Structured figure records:
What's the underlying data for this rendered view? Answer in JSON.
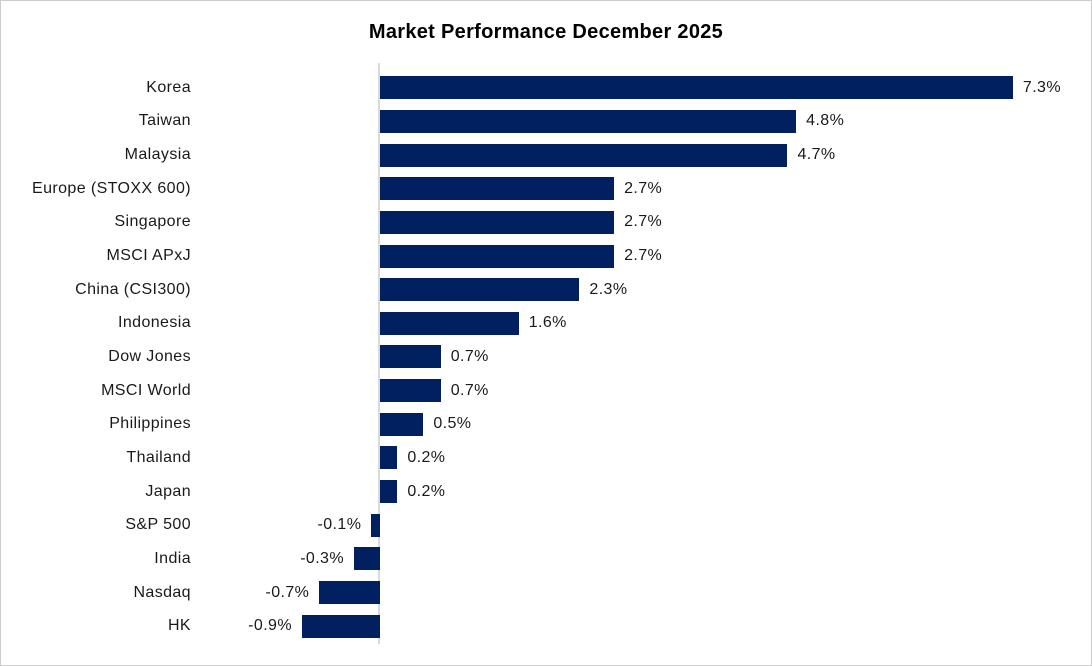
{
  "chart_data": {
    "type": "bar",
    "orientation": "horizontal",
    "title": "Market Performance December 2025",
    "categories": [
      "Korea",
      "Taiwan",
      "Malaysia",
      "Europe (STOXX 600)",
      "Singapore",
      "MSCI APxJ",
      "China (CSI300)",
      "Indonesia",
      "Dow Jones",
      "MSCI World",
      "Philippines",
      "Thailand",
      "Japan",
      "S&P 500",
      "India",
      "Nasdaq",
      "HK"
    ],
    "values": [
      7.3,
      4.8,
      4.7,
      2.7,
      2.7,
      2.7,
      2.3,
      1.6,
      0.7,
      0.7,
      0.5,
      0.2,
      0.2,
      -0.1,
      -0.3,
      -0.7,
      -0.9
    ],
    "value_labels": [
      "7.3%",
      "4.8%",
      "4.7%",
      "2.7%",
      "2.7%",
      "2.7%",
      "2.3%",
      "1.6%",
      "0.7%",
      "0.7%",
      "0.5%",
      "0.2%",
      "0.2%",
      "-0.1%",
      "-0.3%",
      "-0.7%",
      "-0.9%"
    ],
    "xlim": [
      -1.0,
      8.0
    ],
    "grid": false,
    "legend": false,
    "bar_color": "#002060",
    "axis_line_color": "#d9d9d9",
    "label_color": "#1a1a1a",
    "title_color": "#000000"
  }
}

▶ _Work to complete_: Leave out all images, then reproduce the entries above exactly.

▶ _The response_:
What's the underlying data for this rendered view? Answer in JSON.
{
  "chart_data": {
    "type": "bar",
    "orientation": "horizontal",
    "title": "Market Performance December 2025",
    "categories": [
      "Korea",
      "Taiwan",
      "Malaysia",
      "Europe (STOXX 600)",
      "Singapore",
      "MSCI APxJ",
      "China (CSI300)",
      "Indonesia",
      "Dow Jones",
      "MSCI World",
      "Philippines",
      "Thailand",
      "Japan",
      "S&P 500",
      "India",
      "Nasdaq",
      "HK"
    ],
    "values": [
      7.3,
      4.8,
      4.7,
      2.7,
      2.7,
      2.7,
      2.3,
      1.6,
      0.7,
      0.7,
      0.5,
      0.2,
      0.2,
      -0.1,
      -0.3,
      -0.7,
      -0.9
    ],
    "value_labels": [
      "7.3%",
      "4.8%",
      "4.7%",
      "2.7%",
      "2.7%",
      "2.7%",
      "2.3%",
      "1.6%",
      "0.7%",
      "0.7%",
      "0.5%",
      "0.2%",
      "0.2%",
      "-0.1%",
      "-0.3%",
      "-0.7%",
      "-0.9%"
    ],
    "xlim": [
      -1.0,
      8.0
    ],
    "grid": false,
    "legend": false,
    "bar_color": "#002060",
    "axis_line_color": "#d9d9d9",
    "label_color": "#1a1a1a",
    "title_color": "#000000"
  }
}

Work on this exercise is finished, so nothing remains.